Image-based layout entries
>>>>>

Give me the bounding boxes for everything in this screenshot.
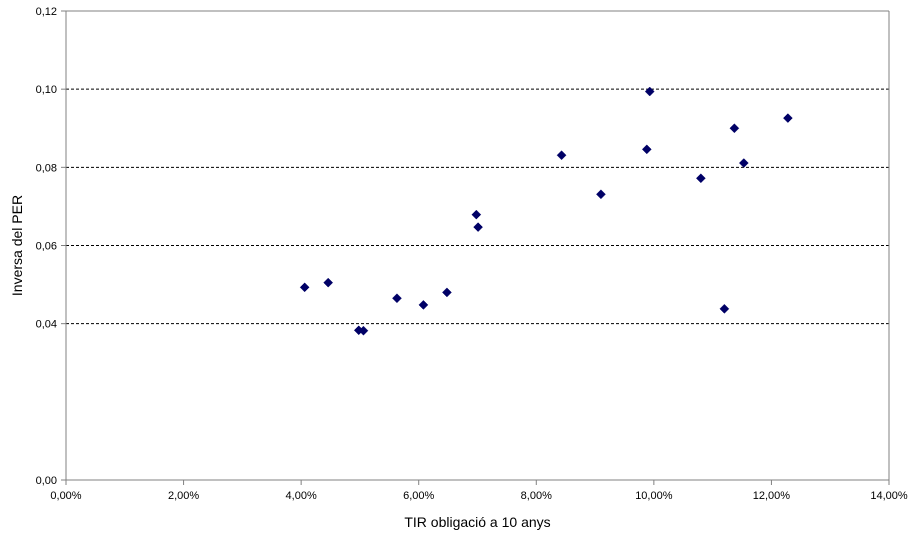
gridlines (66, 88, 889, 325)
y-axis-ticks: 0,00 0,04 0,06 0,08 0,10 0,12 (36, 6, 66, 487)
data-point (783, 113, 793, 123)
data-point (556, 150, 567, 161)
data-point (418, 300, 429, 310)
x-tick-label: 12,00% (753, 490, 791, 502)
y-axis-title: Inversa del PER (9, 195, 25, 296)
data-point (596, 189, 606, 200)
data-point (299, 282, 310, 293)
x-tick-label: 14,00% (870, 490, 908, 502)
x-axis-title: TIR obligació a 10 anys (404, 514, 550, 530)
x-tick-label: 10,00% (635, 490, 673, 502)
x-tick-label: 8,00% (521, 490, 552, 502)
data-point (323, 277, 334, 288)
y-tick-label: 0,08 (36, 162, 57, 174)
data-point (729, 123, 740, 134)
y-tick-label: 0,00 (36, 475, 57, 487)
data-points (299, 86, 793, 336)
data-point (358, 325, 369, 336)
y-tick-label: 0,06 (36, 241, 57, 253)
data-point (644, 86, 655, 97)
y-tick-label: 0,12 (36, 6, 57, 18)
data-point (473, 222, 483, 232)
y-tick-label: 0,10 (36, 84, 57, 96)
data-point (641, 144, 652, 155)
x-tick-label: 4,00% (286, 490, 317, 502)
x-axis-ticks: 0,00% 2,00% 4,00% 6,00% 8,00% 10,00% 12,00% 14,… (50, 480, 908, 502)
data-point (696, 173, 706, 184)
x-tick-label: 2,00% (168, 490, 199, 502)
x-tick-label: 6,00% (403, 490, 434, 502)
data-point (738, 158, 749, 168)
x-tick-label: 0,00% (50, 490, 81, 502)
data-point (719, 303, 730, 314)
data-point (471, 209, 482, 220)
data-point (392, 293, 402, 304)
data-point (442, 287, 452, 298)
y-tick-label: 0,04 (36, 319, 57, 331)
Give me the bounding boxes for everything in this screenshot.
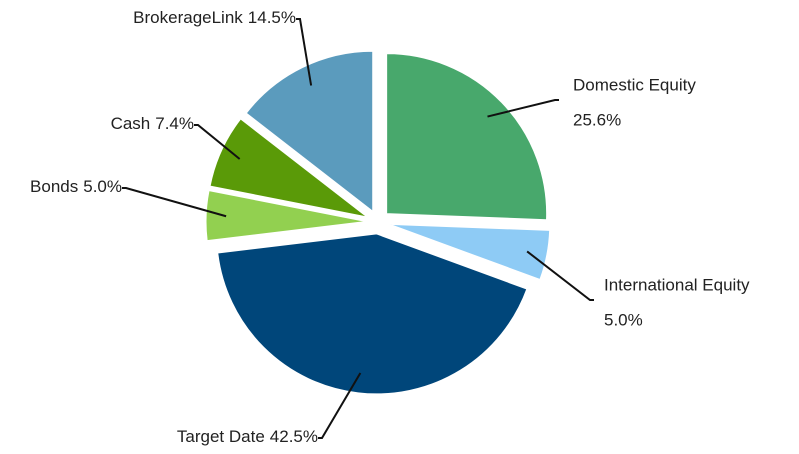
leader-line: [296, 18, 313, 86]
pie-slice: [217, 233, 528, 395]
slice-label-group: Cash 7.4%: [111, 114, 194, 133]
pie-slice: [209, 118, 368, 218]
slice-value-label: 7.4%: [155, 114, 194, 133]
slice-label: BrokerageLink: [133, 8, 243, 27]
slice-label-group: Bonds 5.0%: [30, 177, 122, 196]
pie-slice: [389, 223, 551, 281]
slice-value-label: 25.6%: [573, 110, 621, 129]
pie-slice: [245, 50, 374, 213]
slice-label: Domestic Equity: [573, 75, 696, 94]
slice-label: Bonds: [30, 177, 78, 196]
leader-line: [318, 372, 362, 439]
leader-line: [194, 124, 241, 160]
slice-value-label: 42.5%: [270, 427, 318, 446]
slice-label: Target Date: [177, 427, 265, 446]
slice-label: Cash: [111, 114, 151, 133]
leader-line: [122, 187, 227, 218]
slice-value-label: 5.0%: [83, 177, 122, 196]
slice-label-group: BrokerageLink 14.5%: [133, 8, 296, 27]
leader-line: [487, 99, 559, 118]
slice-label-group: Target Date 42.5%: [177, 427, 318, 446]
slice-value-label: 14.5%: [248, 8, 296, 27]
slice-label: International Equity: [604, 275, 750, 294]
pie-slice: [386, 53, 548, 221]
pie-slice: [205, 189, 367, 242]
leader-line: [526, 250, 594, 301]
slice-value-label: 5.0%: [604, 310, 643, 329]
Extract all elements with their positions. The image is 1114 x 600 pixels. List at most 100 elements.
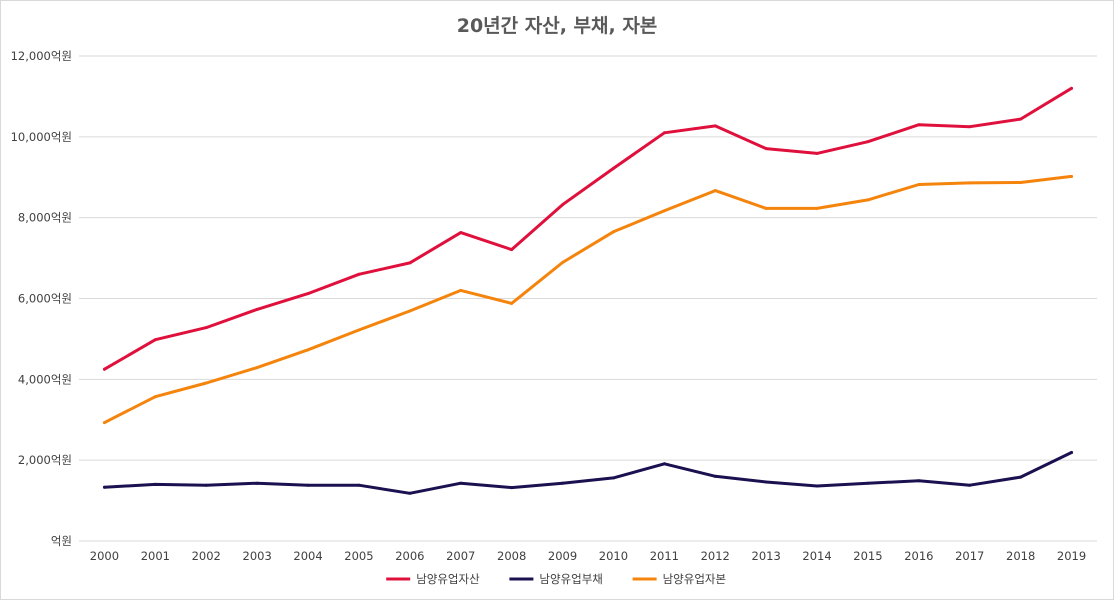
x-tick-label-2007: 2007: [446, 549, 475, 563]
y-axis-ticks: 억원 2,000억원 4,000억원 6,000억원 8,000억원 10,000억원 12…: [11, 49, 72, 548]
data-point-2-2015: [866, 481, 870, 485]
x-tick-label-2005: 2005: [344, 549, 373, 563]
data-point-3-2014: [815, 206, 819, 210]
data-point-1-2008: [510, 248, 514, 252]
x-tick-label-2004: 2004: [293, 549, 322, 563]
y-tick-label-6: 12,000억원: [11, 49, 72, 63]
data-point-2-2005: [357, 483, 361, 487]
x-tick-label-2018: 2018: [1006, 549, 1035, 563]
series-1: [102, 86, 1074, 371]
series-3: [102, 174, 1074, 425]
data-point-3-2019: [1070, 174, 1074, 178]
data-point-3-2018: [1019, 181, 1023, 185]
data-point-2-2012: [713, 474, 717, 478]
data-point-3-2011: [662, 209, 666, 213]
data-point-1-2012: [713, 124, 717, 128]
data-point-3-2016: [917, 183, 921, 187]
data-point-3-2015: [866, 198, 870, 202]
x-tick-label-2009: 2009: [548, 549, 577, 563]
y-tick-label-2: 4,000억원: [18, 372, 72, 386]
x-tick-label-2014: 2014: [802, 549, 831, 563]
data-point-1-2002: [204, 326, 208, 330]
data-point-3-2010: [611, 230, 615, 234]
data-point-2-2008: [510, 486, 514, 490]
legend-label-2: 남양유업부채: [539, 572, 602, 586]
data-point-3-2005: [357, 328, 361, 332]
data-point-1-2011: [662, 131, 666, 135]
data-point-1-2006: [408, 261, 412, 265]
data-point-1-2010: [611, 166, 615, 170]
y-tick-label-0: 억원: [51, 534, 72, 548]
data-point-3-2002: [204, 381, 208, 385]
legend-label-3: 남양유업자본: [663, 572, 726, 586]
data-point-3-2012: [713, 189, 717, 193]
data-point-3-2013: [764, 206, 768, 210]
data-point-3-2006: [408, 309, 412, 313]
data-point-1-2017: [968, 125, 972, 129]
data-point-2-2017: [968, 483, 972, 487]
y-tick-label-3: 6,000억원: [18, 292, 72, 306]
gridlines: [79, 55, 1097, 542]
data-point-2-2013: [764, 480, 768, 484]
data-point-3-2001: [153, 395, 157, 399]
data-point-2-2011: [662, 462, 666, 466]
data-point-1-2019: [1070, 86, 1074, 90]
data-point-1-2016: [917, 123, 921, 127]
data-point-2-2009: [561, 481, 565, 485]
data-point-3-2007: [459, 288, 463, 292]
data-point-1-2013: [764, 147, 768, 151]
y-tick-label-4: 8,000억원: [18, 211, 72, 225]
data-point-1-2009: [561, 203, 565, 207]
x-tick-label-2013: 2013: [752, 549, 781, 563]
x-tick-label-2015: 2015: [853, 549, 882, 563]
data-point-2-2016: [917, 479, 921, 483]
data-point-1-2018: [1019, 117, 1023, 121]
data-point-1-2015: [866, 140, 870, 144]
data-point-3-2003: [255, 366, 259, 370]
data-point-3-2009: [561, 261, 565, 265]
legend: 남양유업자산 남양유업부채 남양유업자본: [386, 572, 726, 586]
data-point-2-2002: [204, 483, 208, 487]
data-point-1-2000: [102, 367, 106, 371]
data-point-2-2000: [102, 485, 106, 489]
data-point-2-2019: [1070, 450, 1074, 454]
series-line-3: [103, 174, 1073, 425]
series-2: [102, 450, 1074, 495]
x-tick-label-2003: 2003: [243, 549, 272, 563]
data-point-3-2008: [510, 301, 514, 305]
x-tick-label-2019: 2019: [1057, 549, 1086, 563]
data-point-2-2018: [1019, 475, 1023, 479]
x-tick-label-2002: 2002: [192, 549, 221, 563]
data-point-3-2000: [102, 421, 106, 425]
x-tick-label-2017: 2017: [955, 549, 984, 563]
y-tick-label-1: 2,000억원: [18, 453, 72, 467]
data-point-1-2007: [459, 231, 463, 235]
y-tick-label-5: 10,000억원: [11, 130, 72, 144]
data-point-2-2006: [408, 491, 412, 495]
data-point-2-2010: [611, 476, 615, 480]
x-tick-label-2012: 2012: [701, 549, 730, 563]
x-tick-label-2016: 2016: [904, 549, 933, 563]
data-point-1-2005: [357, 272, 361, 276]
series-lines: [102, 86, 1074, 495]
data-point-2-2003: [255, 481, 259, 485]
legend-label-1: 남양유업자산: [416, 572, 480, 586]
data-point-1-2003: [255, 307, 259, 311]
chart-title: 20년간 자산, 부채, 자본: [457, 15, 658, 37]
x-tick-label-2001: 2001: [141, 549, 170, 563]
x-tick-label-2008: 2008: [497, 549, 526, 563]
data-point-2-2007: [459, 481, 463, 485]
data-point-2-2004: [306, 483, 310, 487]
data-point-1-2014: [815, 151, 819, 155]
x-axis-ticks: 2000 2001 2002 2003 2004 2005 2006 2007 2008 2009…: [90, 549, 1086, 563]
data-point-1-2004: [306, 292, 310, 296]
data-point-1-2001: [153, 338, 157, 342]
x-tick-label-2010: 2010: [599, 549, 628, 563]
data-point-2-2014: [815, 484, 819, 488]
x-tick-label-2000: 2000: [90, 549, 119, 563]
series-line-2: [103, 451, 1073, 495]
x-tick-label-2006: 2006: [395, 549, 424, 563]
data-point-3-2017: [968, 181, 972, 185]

<<<<<

◆ PROBLEM DETAILS ◆
Please retype the rows from the one containing "x-tick-label-2007: 2007: [446, 549, 475, 563]" through the one containing "data-point-2-2012: [713, 474, 717, 478]", keeping every character unchanged.

◆ RESPONSE BELOW ◆
x-tick-label-2007: 2007: [446, 549, 475, 563]
y-axis-ticks: 억원 2,000억원 4,000억원 6,000억원 8,000억원 10,000억원 12…: [11, 49, 72, 548]
data-point-2-2015: [866, 481, 870, 485]
x-tick-label-2005: 2005: [344, 549, 373, 563]
data-point-3-2014: [815, 206, 819, 210]
data-point-1-2008: [510, 248, 514, 252]
x-tick-label-2004: 2004: [293, 549, 322, 563]
y-tick-label-6: 12,000억원: [11, 49, 72, 63]
data-point-2-2005: [357, 483, 361, 487]
x-tick-label-2018: 2018: [1006, 549, 1035, 563]
series-1: [102, 86, 1074, 371]
series-3: [102, 174, 1074, 425]
data-point-3-2019: [1070, 174, 1074, 178]
data-point-3-2018: [1019, 181, 1023, 185]
data-point-2-2012: [713, 474, 717, 478]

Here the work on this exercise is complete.